— start —

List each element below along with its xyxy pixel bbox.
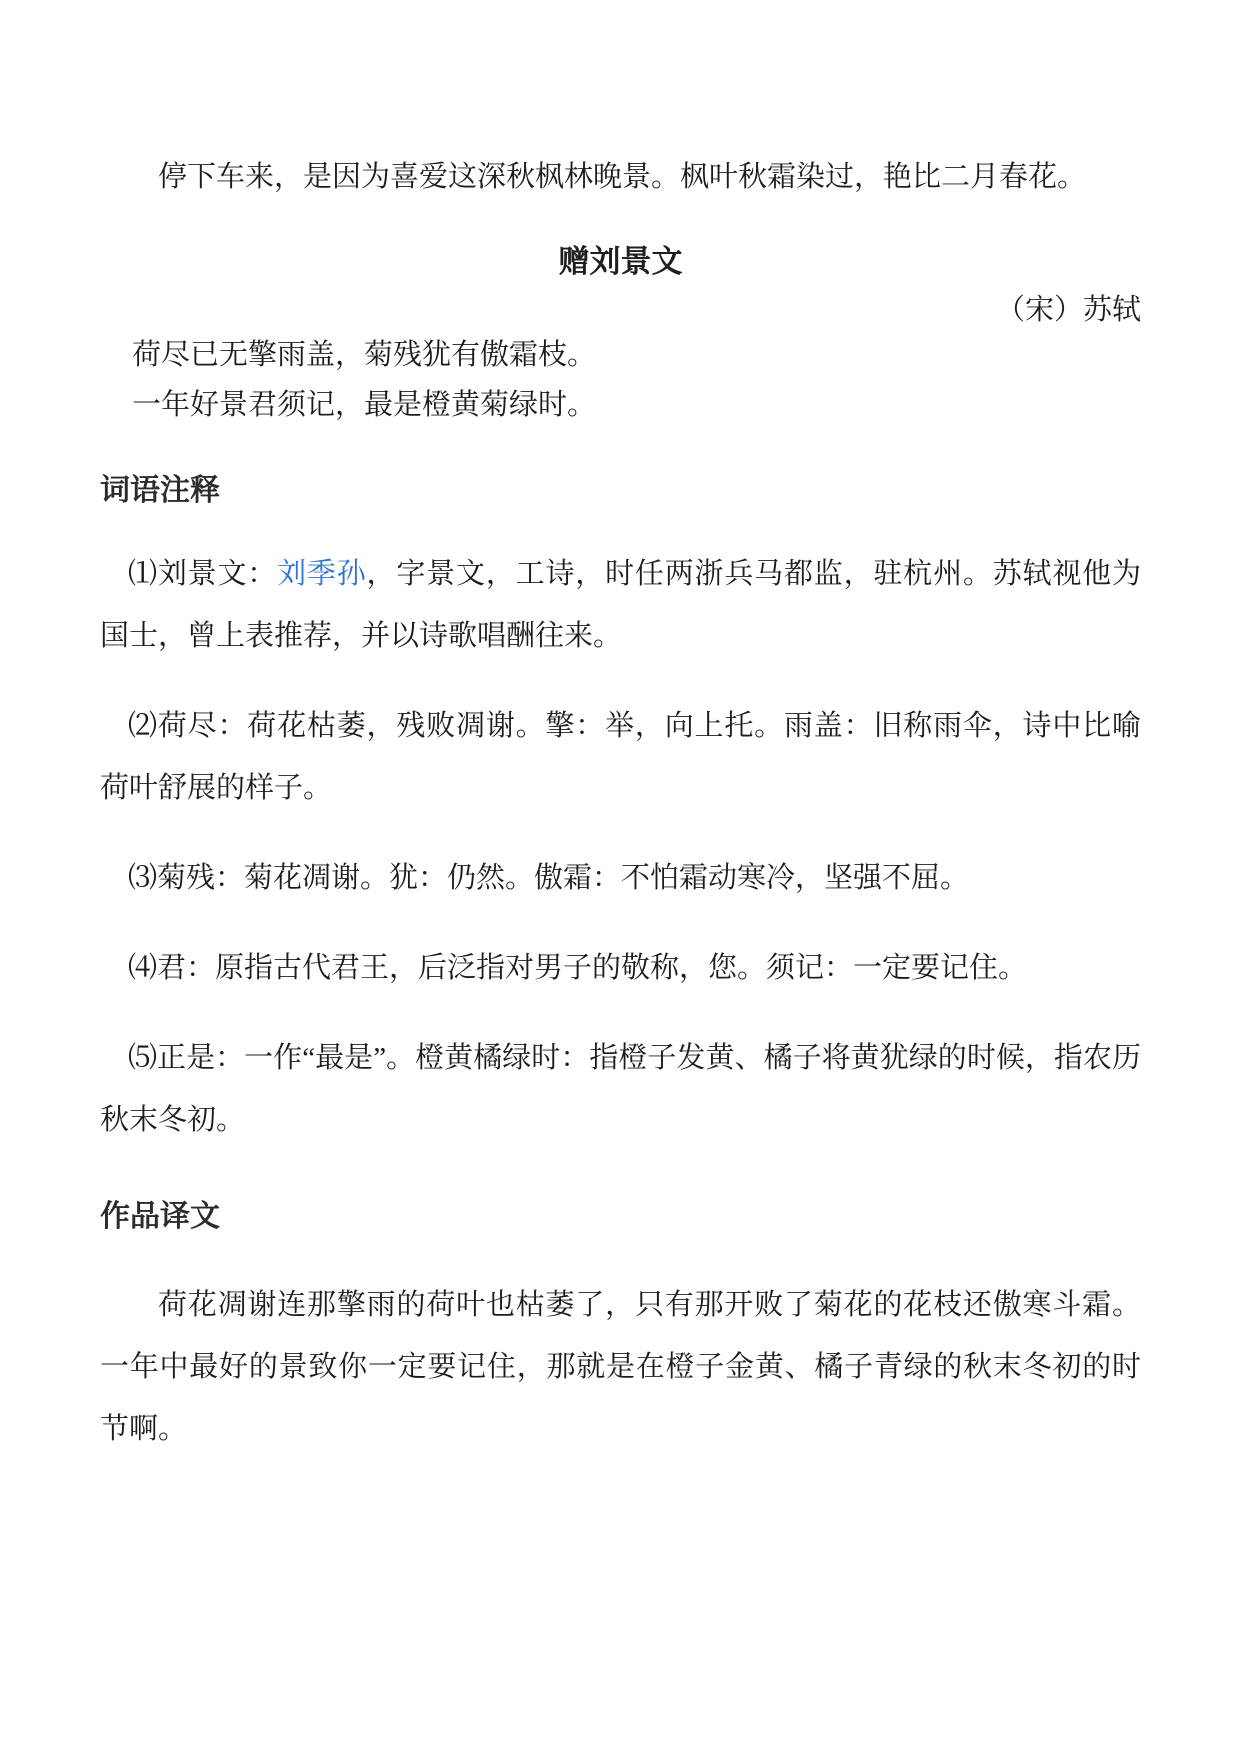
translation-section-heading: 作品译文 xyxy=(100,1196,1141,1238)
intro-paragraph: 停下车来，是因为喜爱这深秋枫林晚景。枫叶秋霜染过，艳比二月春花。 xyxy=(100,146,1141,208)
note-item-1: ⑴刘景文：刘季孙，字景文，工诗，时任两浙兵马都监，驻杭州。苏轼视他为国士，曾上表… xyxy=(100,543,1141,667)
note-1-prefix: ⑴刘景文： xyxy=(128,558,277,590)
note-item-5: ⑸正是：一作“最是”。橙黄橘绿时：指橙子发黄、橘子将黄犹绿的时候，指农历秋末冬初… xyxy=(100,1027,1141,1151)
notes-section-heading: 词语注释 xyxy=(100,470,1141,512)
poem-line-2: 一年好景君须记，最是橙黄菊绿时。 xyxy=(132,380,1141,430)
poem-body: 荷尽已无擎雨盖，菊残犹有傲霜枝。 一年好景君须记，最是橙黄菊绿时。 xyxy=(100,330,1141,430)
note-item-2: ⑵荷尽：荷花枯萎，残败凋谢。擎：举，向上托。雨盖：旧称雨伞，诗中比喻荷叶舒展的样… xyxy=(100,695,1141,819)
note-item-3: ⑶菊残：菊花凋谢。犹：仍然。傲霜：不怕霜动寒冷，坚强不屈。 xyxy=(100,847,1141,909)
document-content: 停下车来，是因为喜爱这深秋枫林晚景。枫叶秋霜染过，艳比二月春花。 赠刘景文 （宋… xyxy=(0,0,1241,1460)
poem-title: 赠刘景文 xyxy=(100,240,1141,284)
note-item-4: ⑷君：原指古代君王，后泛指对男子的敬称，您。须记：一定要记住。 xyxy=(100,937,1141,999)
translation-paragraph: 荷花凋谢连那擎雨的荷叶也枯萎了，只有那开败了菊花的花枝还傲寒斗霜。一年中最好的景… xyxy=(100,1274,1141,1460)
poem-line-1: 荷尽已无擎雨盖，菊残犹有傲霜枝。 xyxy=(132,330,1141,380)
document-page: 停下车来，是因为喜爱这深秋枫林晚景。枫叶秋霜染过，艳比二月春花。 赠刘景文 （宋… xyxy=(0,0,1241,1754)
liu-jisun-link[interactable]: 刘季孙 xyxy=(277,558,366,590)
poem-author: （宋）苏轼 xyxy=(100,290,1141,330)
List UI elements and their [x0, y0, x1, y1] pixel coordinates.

— end —
— start —

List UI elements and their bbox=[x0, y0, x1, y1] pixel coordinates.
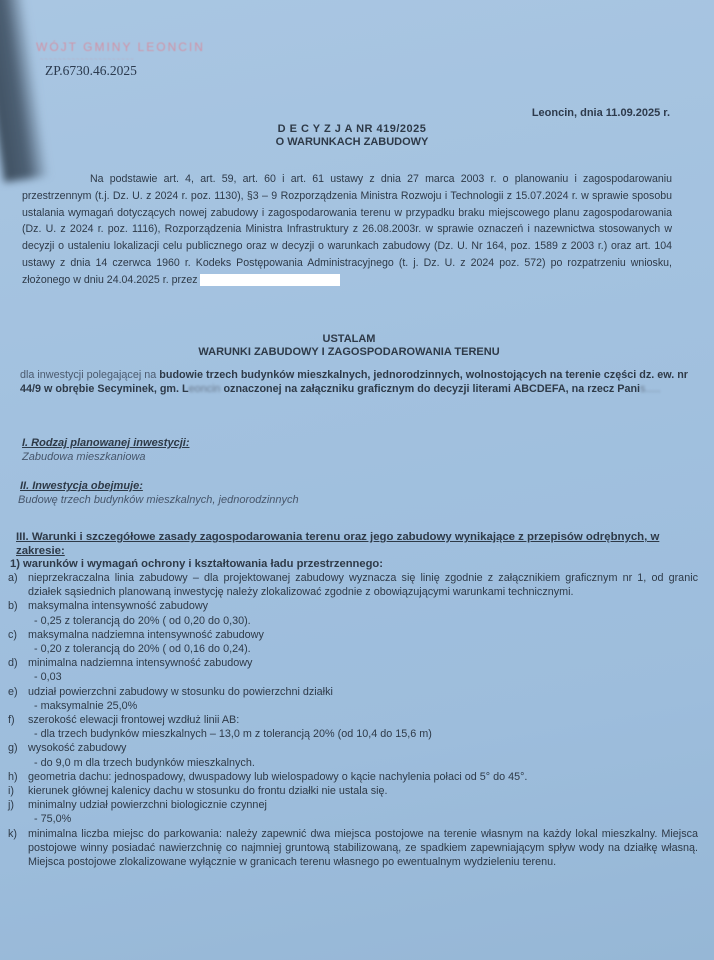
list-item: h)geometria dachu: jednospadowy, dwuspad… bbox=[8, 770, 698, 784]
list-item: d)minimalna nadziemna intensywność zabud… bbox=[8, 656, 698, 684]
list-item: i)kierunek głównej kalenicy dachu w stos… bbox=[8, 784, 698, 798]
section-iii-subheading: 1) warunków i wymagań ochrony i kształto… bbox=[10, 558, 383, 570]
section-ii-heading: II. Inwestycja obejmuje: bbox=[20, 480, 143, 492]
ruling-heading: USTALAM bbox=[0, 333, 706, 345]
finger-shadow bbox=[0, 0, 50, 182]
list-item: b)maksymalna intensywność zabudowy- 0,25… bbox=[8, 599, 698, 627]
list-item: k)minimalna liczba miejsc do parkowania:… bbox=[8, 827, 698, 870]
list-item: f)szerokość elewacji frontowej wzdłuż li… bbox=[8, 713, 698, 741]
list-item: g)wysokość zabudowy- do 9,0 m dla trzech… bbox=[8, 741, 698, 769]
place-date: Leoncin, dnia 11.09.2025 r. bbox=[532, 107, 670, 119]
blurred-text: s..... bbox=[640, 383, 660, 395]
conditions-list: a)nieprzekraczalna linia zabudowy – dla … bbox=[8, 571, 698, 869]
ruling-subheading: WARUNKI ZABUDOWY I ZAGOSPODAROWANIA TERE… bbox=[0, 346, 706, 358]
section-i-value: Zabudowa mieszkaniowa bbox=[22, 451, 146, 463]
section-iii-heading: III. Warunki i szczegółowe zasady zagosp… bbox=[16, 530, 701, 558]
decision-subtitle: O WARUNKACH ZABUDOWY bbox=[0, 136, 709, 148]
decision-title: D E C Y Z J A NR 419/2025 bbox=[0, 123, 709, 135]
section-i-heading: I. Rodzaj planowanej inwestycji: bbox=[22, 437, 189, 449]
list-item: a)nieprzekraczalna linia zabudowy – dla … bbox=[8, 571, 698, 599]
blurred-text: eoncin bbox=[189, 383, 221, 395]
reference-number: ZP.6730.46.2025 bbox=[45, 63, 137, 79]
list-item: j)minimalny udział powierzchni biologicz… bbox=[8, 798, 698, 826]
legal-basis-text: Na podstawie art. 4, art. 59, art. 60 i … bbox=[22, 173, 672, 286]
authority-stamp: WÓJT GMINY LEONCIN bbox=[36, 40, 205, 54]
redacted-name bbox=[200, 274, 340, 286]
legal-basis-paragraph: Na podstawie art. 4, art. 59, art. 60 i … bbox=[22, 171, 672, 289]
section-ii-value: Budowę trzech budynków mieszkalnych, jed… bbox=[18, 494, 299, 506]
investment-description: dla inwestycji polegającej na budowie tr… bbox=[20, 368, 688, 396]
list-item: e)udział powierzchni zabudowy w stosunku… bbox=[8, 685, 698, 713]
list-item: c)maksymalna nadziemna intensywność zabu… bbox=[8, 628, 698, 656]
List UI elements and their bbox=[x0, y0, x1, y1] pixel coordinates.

— end —

◆ Description of the task: Reproduce the material verbatim, from the line containing "List each element" up to and including the line containing "List UI elements and their [x0, y0, x1, y1]". Omit the pictures from the reproduction.

◆ Solved problem:
List each element below along with its xyxy pixel bbox.
translation-section-heading: 作品译文 xyxy=(100,1196,1141,1238)
intro-paragraph: 停下车来，是因为喜爱这深秋枫林晚景。枫叶秋霜染过，艳比二月春花。 xyxy=(100,146,1141,208)
note-item-1: ⑴刘景文：刘季孙，字景文，工诗，时任两浙兵马都监，驻杭州。苏轼视他为国士，曾上表… xyxy=(100,543,1141,667)
note-1-prefix: ⑴刘景文： xyxy=(128,558,277,590)
note-item-5: ⑸正是：一作“最是”。橙黄橘绿时：指橙子发黄、橘子将黄犹绿的时候，指农历秋末冬初… xyxy=(100,1027,1141,1151)
notes-section-heading: 词语注释 xyxy=(100,470,1141,512)
poem-line-2: 一年好景君须记，最是橙黄菊绿时。 xyxy=(132,380,1141,430)
poem-body: 荷尽已无擎雨盖，菊残犹有傲霜枝。 一年好景君须记，最是橙黄菊绿时。 xyxy=(100,330,1141,430)
note-item-2: ⑵荷尽：荷花枯萎，残败凋谢。擎：举，向上托。雨盖：旧称雨伞，诗中比喻荷叶舒展的样… xyxy=(100,695,1141,819)
note-item-3: ⑶菊残：菊花凋谢。犹：仍然。傲霜：不怕霜动寒冷，坚强不屈。 xyxy=(100,847,1141,909)
document-content: 停下车来，是因为喜爱这深秋枫林晚景。枫叶秋霜染过，艳比二月春花。 赠刘景文 （宋… xyxy=(0,0,1241,1460)
poem-title: 赠刘景文 xyxy=(100,240,1141,284)
note-item-4: ⑷君：原指古代君王，后泛指对男子的敬称，您。须记：一定要记住。 xyxy=(100,937,1141,999)
translation-paragraph: 荷花凋谢连那擎雨的荷叶也枯萎了，只有那开败了菊花的花枝还傲寒斗霜。一年中最好的景… xyxy=(100,1274,1141,1460)
poem-line-1: 荷尽已无擎雨盖，菊残犹有傲霜枝。 xyxy=(132,330,1141,380)
document-page: 停下车来，是因为喜爱这深秋枫林晚景。枫叶秋霜染过，艳比二月春花。 赠刘景文 （宋… xyxy=(0,0,1241,1754)
liu-jisun-link[interactable]: 刘季孙 xyxy=(277,558,366,590)
poem-author: （宋）苏轼 xyxy=(100,290,1141,330)
List UI elements and their [x0, y0, x1, y1] pixel coordinates.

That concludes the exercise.